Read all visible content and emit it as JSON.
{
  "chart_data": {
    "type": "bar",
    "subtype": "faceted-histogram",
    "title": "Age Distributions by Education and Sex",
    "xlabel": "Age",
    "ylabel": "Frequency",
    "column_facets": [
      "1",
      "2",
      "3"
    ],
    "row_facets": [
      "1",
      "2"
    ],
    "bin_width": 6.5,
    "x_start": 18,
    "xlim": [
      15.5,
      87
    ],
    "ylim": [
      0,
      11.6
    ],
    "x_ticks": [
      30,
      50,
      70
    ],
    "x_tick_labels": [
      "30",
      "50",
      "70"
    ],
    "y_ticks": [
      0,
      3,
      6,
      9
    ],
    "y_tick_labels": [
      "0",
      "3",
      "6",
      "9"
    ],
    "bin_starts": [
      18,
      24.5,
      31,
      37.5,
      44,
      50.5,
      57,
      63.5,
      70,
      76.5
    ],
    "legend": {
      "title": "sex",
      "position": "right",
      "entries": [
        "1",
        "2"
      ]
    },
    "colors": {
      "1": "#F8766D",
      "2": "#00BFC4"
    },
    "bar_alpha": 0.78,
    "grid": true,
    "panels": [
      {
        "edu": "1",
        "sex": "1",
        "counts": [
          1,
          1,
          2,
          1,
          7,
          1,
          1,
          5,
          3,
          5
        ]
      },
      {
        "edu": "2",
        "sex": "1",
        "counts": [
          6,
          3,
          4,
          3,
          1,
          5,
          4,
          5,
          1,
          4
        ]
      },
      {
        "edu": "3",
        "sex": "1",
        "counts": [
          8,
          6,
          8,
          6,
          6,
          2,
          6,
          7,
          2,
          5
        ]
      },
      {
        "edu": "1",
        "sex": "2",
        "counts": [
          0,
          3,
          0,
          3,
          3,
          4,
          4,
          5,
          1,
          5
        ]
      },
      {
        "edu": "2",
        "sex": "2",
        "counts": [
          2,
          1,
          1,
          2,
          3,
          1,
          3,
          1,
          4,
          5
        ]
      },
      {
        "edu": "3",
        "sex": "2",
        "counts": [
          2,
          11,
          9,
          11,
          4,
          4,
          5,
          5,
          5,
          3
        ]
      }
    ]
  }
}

**OBJECTIVE:**
Restate the records, all of them, precisely as written.

**REPLY TO THE TASK:**
Read all visible content and emit it as JSON.
{
  "chart_data": {
    "type": "bar",
    "subtype": "faceted-histogram",
    "title": "Age Distributions by Education and Sex",
    "xlabel": "Age",
    "ylabel": "Frequency",
    "column_facets": [
      "1",
      "2",
      "3"
    ],
    "row_facets": [
      "1",
      "2"
    ],
    "bin_width": 6.5,
    "x_start": 18,
    "xlim": [
      15.5,
      87
    ],
    "ylim": [
      0,
      11.6
    ],
    "x_ticks": [
      30,
      50,
      70
    ],
    "x_tick_labels": [
      "30",
      "50",
      "70"
    ],
    "y_ticks": [
      0,
      3,
      6,
      9
    ],
    "y_tick_labels": [
      "0",
      "3",
      "6",
      "9"
    ],
    "bin_starts": [
      18,
      24.5,
      31,
      37.5,
      44,
      50.5,
      57,
      63.5,
      70,
      76.5
    ],
    "legend": {
      "title": "sex",
      "position": "right",
      "entries": [
        "1",
        "2"
      ]
    },
    "colors": {
      "1": "#F8766D",
      "2": "#00BFC4"
    },
    "bar_alpha": 0.78,
    "grid": true,
    "panels": [
      {
        "edu": "1",
        "sex": "1",
        "counts": [
          1,
          1,
          2,
          1,
          7,
          1,
          1,
          5,
          3,
          5
        ]
      },
      {
        "edu": "2",
        "sex": "1",
        "counts": [
          6,
          3,
          4,
          3,
          1,
          5,
          4,
          5,
          1,
          4
        ]
      },
      {
        "edu": "3",
        "sex": "1",
        "counts": [
          8,
          6,
          8,
          6,
          6,
          2,
          6,
          7,
          2,
          5
        ]
      },
      {
        "edu": "1",
        "sex": "2",
        "counts": [
          0,
          3,
          0,
          3,
          3,
          4,
          4,
          5,
          1,
          5
        ]
      },
      {
        "edu": "2",
        "sex": "2",
        "counts": [
          2,
          1,
          1,
          2,
          3,
          1,
          3,
          1,
          4,
          5
        ]
      },
      {
        "edu": "3",
        "sex": "2",
        "counts": [
          2,
          11,
          9,
          11,
          4,
          4,
          5,
          5,
          5,
          3
        ]
      }
    ]
  }
}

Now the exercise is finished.